The records below are to be copied word for word, with every picture left out.

Dataset items:
┄┄┄┄┄┄┄┄┄┄
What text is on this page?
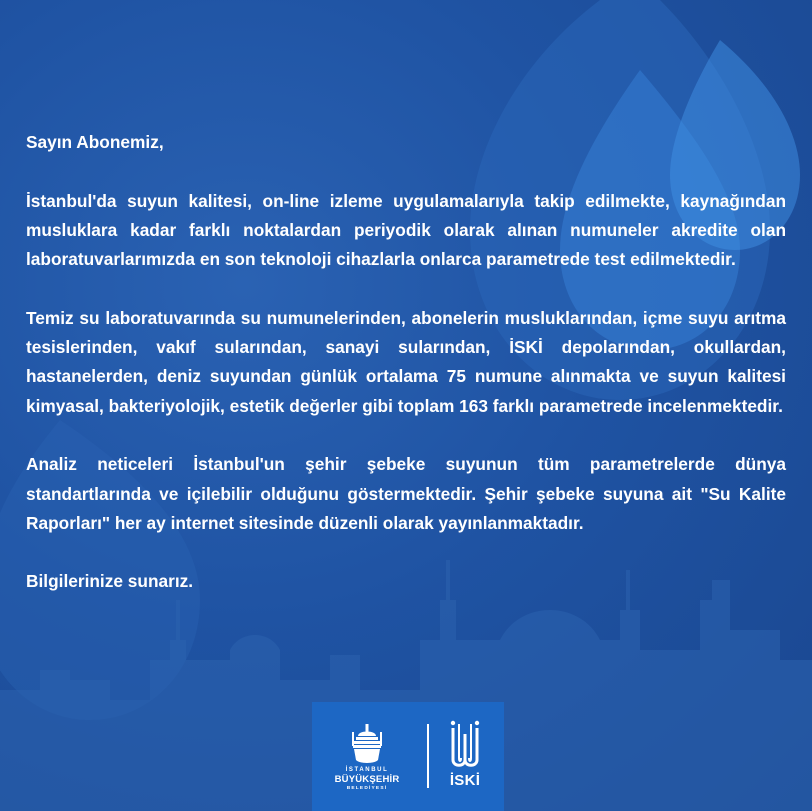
Sayın Abonemiz,

İstanbul'da suyun kalitesi, on-line izleme uygulamalarıyla takip edilmekte, kaynağından musluklara kadar farklı noktalardan periyodik olarak alınan numuneler akredite olan laboratuvarlarımızda en son teknoloji cihazlarla onlarca parametrede test edilmektedir.

Temiz su laboratuvarında su numunelerinden, abonelerin musluklarından, içme suyu arıtma tesislerinden, vakıf sularından, sanayi sularından, İSKİ depolarından, okullardan, hastanelerden, deniz suyundan günlük ortalama 75 numune alınmakta ve suyun kalitesi kimyasal, bakteriyolojik, estetik değerler gibi toplam 163 farklı parametrede incelenmektedir.

Analiz neticeleri İstanbul'un şehir şebeke suyunun tüm parametrelerde dünya standartlarında ve içilebilir olduğunu göstermektedir. Şehir şebeke suyuna ait "Su Kalite Raporları" her ay internet sitesinde düzenli olarak yayınlanmaktadır.

Bilgilerinize sunarız.

İSTANBUL
BÜYÜKŞEHİR
BELEDİYESİ	İSKİ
┄┄┄┄┄┄┄┄┄┄
— Expected answer —
What text is on this page?
Sayın Abonemiz,

İstanbul'da suyun kalitesi, on-line izleme uygulamalarıyla takip edilmekte, kaynağından musluklara kadar farklı noktalardan periyodik olarak alınan numuneler akredite olan laboratuvarlarımızda en son teknoloji cihazlarla onlarca parametrede test edilmektedir.

Temiz su laboratuvarında su numunelerinden, abonelerin musluklarından, içme suyu arıtma tesislerinden, vakıf sularından, sanayi sularından, İSKİ depolarından, okullardan, hastanelerden, deniz suyundan günlük ortalama 75 numune alınmakta ve suyun kalitesi kimyasal, bakteriyolojik, estetik değerler gibi toplam 163 farklı parametrede incelenmektedir.

Analiz neticeleri İstanbul'un şehir şebeke suyunun tüm parametrelerde dünya standartlarında ve içilebilir olduğunu göstermektedir. Şehir şebeke suyuna ait "Su Kalite Raporları" her ay internet sitesinde düzenli olarak yayınlanmaktadır.

Bilgilerinize sunarız.

İSTANBUL
BÜYÜKŞEHİR
BELEDİYESİ	İSKİ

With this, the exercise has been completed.